Copy all of the material word for word, except for the pictures.

[Figure content listings]
━━━━━━━━━━━━━━━━

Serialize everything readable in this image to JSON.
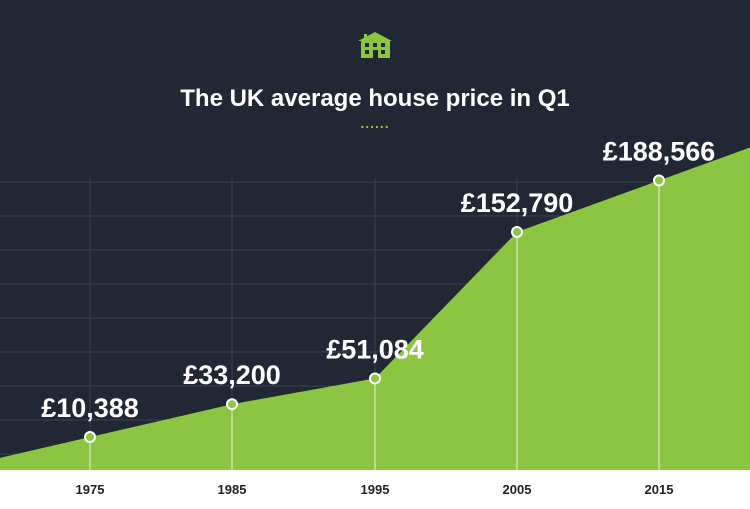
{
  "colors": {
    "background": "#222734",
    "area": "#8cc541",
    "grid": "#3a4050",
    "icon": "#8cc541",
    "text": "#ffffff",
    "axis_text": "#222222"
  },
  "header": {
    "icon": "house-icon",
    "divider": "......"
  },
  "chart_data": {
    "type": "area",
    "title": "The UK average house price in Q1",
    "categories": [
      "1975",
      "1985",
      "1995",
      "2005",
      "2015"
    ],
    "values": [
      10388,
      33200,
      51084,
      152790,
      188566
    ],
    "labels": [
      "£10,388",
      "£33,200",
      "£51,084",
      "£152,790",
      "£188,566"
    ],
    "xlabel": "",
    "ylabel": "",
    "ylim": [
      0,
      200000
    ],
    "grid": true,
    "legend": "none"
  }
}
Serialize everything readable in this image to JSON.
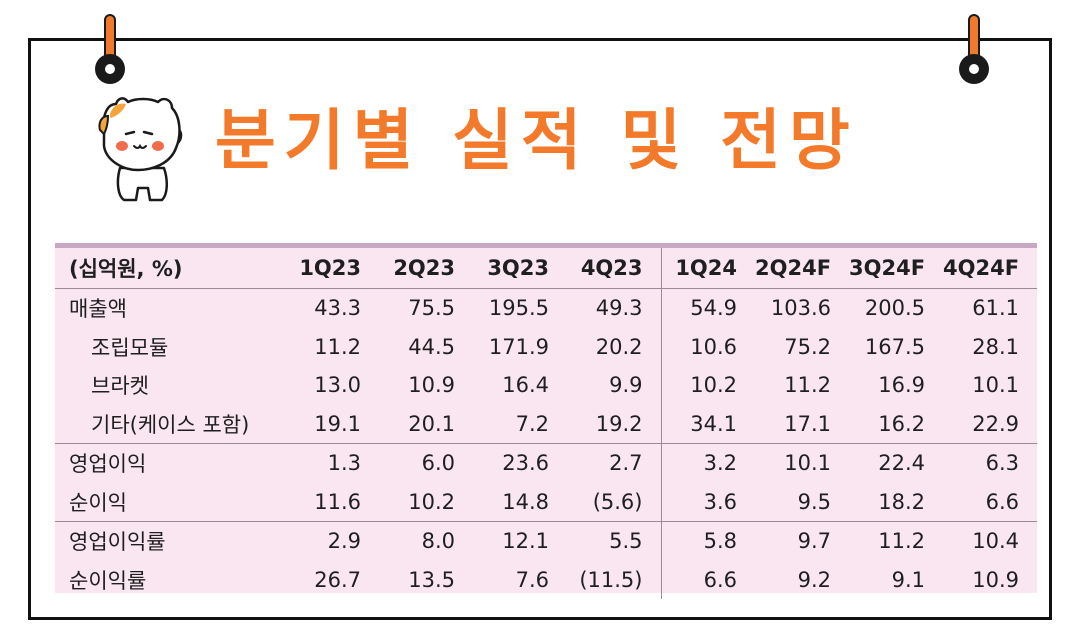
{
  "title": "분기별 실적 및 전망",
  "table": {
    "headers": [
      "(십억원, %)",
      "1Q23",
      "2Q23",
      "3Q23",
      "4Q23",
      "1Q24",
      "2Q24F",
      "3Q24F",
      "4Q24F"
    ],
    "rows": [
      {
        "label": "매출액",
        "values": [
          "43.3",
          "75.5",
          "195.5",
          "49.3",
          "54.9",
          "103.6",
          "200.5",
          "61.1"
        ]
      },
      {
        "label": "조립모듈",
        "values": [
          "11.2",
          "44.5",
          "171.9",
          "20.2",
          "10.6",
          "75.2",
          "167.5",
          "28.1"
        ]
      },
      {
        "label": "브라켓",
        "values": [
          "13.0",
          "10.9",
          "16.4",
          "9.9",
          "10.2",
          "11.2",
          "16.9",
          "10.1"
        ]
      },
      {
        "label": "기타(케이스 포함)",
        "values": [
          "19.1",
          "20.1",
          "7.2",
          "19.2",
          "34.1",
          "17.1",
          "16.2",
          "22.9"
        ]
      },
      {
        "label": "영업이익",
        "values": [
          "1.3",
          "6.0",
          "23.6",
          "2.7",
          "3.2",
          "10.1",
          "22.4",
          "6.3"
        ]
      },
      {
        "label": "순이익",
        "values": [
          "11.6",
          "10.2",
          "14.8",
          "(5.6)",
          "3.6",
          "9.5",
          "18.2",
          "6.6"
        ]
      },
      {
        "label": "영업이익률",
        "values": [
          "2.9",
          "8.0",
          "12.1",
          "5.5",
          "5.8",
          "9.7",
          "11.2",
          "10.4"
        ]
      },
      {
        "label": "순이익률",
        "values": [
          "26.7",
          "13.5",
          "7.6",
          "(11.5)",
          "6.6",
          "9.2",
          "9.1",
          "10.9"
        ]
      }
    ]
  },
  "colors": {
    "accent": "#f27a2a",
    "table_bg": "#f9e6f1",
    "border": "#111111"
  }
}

━━━━━━━━━━━━━━━━

SOLUTION TO THE PROBLEM:
Serialize everything readable in this image to JSON.
{
  "colors": {
    "background": "#222734",
    "area": "#8cc541",
    "grid": "#3a4050",
    "icon": "#8cc541",
    "text": "#ffffff",
    "axis_text": "#222222"
  },
  "header": {
    "icon": "house-icon",
    "divider": "......"
  },
  "chart_data": {
    "type": "area",
    "title": "The UK average house price in Q1",
    "categories": [
      "1975",
      "1985",
      "1995",
      "2005",
      "2015"
    ],
    "values": [
      10388,
      33200,
      51084,
      152790,
      188566
    ],
    "labels": [
      "£10,388",
      "£33,200",
      "£51,084",
      "£152,790",
      "£188,566"
    ],
    "xlabel": "",
    "ylabel": "",
    "ylim": [
      0,
      200000
    ],
    "grid": true,
    "legend": "none"
  }
}
Serialize everything readable in this image to JSON.
{
  "title": "분기별 실적 및 전망",
  "table": {
    "headers": [
      "(십억원, %)",
      "1Q23",
      "2Q23",
      "3Q23",
      "4Q23",
      "1Q24",
      "2Q24F",
      "3Q24F",
      "4Q24F"
    ],
    "rows": [
      {
        "label": "매출액",
        "values": [
          "43.3",
          "75.5",
          "195.5",
          "49.3",
          "54.9",
          "103.6",
          "200.5",
          "61.1"
        ]
      },
      {
        "label": "조립모듈",
        "values": [
          "11.2",
          "44.5",
          "171.9",
          "20.2",
          "10.6",
          "75.2",
          "167.5",
          "28.1"
        ]
      },
      {
        "label": "브라켓",
        "values": [
          "13.0",
          "10.9",
          "16.4",
          "9.9",
          "10.2",
          "11.2",
          "16.9",
          "10.1"
        ]
      },
      {
        "label": "기타(케이스 포함)",
        "values": [
          "19.1",
          "20.1",
          "7.2",
          "19.2",
          "34.1",
          "17.1",
          "16.2",
          "22.9"
        ]
      },
      {
        "label": "영업이익",
        "values": [
          "1.3",
          "6.0",
          "23.6",
          "2.7",
          "3.2",
          "10.1",
          "22.4",
          "6.3"
        ]
      },
      {
        "label": "순이익",
        "values": [
          "11.6",
          "10.2",
          "14.8",
          "(5.6)",
          "3.6",
          "9.5",
          "18.2",
          "6.6"
        ]
      },
      {
        "label": "영업이익률",
        "values": [
          "2.9",
          "8.0",
          "12.1",
          "5.5",
          "5.8",
          "9.7",
          "11.2",
          "10.4"
        ]
      },
      {
        "label": "순이익률",
        "values": [
          "26.7",
          "13.5",
          "7.6",
          "(11.5)",
          "6.6",
          "9.2",
          "9.1",
          "10.9"
        ]
      }
    ]
  },
  "colors": {
    "accent": "#f27a2a",
    "table_bg": "#f9e6f1",
    "border": "#111111"
  }
}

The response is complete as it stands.